Task brief: Count how many lines mention the word "JSON". Write that number alone.

+ + + + +

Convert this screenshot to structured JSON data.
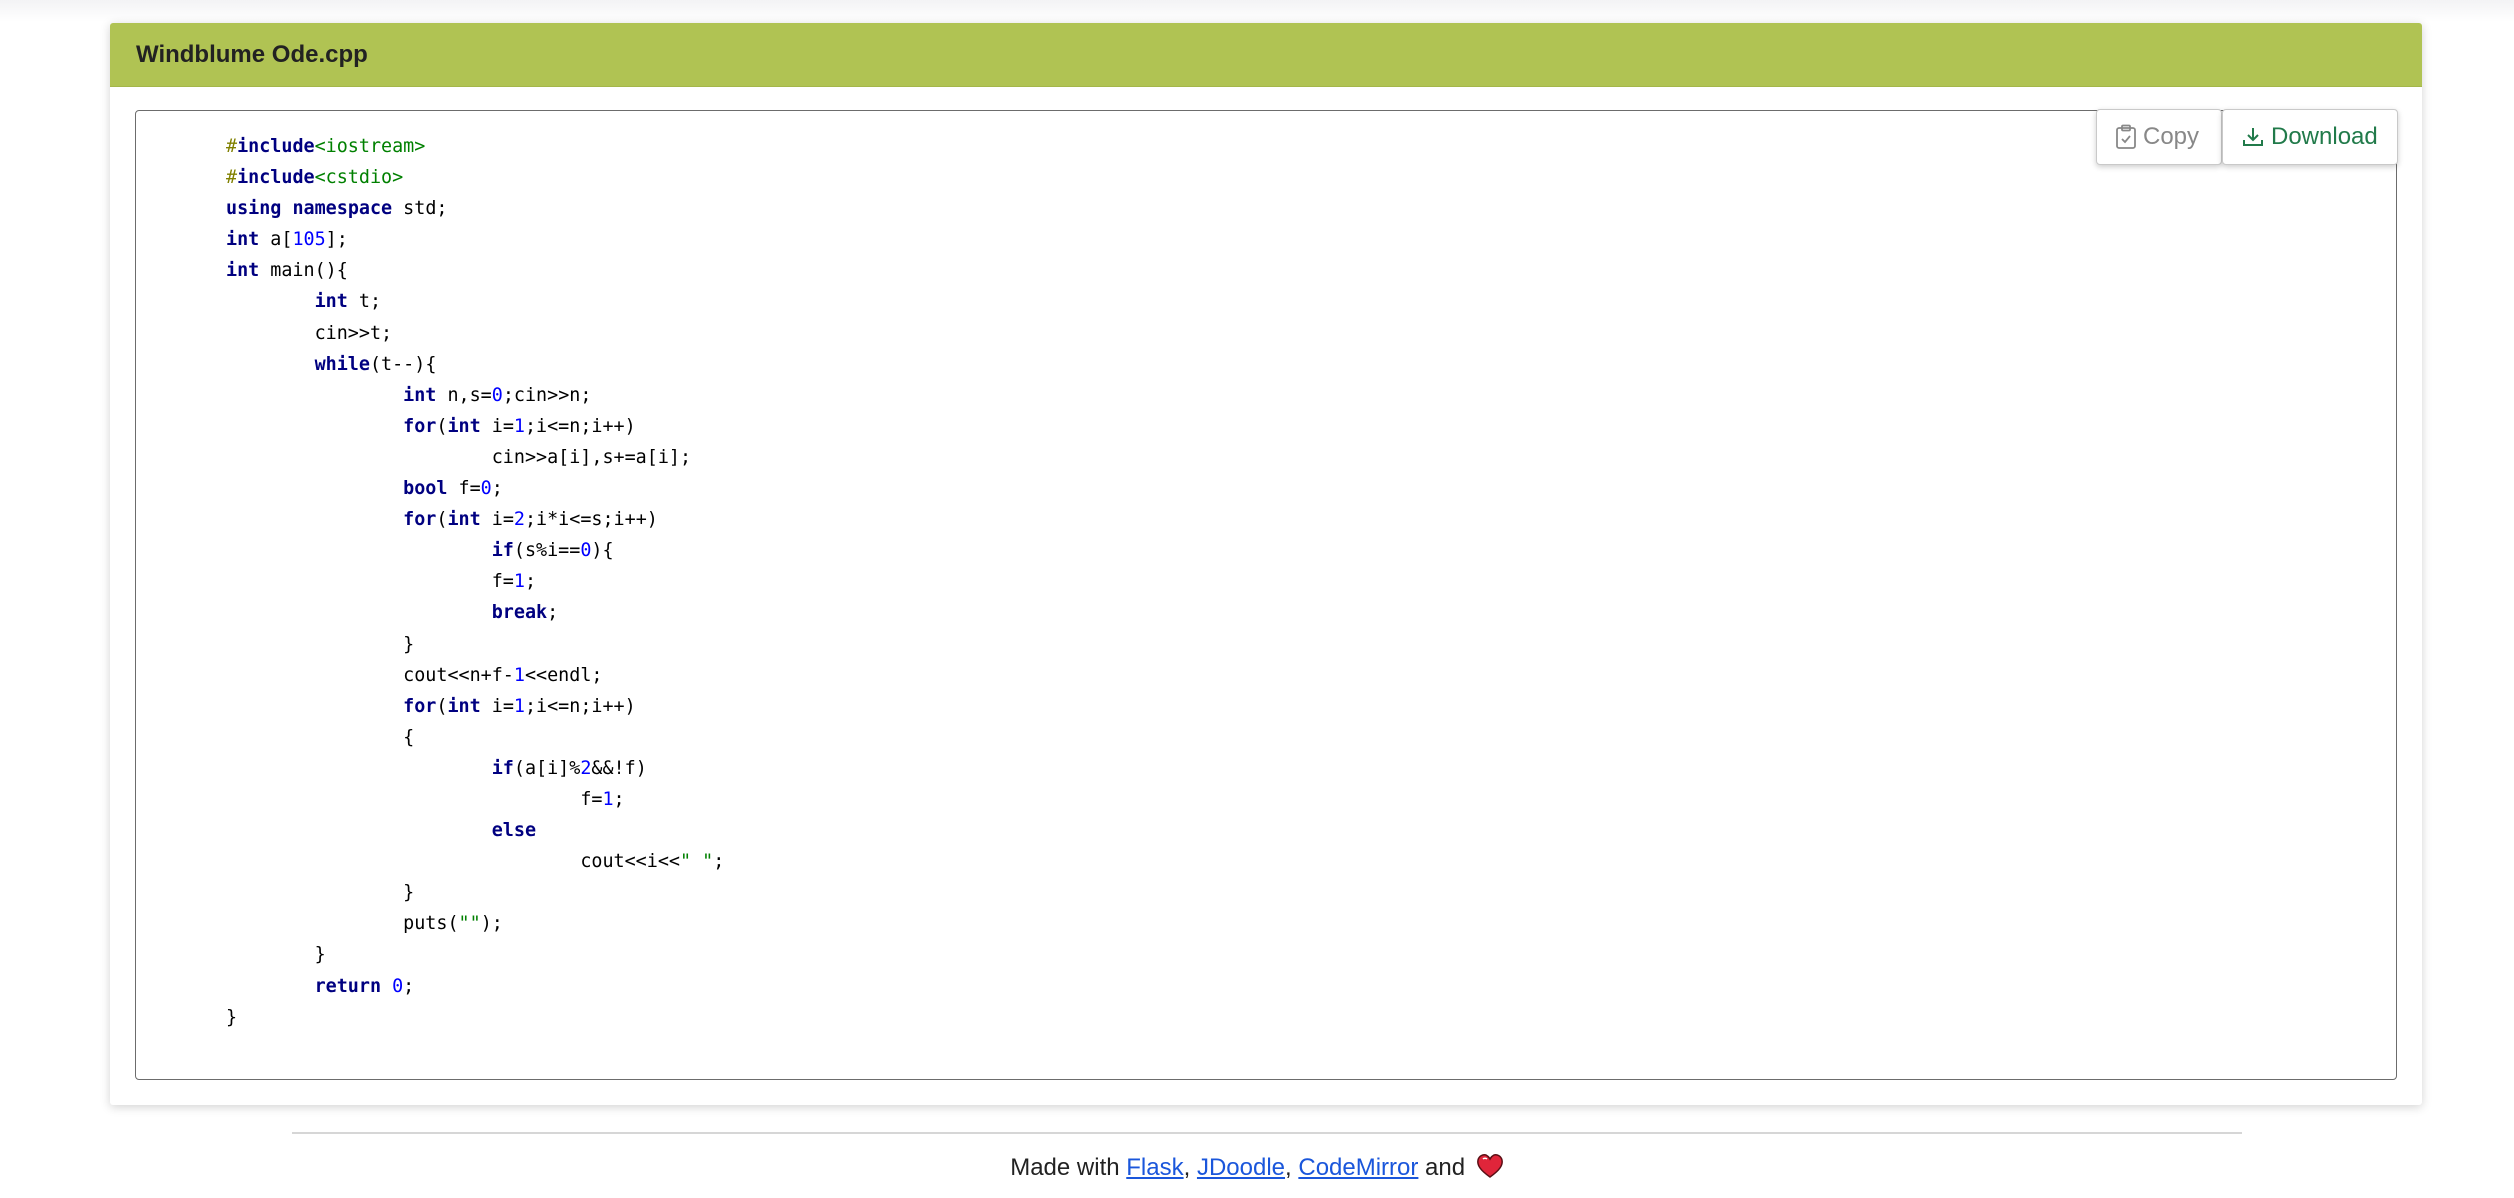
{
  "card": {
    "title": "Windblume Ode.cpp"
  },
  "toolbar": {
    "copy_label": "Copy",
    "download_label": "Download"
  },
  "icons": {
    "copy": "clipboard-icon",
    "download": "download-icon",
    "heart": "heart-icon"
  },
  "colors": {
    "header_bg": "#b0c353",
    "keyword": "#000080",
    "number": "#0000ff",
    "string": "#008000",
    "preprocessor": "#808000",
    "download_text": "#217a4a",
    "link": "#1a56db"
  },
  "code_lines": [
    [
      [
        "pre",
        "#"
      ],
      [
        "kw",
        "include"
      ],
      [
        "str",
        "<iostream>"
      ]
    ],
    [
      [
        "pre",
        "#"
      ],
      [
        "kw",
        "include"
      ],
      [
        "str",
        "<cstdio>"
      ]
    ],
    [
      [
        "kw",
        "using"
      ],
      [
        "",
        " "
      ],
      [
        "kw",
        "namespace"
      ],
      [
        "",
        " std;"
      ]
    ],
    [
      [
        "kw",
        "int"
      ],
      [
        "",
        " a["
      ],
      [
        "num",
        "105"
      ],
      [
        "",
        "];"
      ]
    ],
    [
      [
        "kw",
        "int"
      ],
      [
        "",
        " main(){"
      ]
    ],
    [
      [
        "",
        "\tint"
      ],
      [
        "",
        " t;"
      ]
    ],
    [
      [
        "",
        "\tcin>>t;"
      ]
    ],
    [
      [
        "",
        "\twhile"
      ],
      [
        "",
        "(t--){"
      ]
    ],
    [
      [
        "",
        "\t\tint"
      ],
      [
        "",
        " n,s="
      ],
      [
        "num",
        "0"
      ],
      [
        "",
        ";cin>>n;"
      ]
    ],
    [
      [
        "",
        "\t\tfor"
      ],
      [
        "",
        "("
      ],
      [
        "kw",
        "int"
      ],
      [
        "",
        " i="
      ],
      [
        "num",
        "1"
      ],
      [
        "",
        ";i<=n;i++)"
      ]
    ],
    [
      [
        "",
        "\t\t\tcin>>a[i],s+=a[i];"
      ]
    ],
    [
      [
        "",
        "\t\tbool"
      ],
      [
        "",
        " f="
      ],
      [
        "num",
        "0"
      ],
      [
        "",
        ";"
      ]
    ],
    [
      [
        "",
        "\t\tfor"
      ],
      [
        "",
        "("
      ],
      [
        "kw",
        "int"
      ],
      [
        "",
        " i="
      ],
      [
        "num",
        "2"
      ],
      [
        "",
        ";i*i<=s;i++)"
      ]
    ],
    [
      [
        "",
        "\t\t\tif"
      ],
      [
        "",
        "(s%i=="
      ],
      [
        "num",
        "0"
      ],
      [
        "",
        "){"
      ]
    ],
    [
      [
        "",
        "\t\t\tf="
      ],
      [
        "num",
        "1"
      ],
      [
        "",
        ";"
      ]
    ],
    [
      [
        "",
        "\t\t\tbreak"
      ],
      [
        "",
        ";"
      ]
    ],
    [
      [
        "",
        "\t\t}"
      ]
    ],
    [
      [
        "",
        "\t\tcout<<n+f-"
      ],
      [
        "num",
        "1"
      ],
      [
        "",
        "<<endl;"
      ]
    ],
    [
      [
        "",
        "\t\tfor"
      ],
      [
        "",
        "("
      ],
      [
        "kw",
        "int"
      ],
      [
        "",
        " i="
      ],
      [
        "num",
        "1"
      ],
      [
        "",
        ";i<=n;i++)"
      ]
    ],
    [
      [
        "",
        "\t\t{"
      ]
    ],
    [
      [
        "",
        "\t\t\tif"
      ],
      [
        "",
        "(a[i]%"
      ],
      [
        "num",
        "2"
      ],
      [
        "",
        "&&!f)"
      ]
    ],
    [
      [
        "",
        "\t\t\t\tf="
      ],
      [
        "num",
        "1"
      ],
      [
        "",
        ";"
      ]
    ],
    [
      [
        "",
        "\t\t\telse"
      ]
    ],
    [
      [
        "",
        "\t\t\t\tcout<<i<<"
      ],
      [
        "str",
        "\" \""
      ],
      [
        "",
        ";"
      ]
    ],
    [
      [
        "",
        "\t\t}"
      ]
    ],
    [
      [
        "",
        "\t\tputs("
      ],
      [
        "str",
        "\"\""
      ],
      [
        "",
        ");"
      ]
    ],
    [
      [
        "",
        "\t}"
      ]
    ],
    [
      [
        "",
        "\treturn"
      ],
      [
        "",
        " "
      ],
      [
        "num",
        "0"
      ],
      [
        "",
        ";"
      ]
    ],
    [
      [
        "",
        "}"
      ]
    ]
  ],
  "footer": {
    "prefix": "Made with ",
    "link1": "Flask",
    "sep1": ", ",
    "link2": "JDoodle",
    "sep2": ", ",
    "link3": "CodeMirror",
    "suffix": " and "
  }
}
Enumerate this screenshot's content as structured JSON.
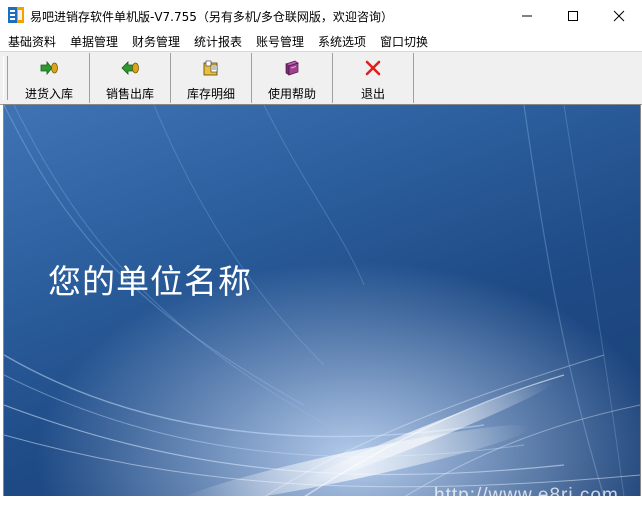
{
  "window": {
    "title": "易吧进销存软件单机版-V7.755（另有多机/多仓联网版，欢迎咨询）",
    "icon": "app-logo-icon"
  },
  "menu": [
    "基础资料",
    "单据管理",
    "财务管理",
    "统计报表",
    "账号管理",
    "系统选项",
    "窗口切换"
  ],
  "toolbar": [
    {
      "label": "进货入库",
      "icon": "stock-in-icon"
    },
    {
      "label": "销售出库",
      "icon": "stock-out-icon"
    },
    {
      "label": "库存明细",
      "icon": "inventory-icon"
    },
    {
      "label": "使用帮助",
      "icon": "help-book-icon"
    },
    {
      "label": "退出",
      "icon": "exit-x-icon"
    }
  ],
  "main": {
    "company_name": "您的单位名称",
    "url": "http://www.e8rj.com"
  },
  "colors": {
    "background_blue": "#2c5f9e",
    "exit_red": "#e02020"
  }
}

+ + + + +

Output for this task: 2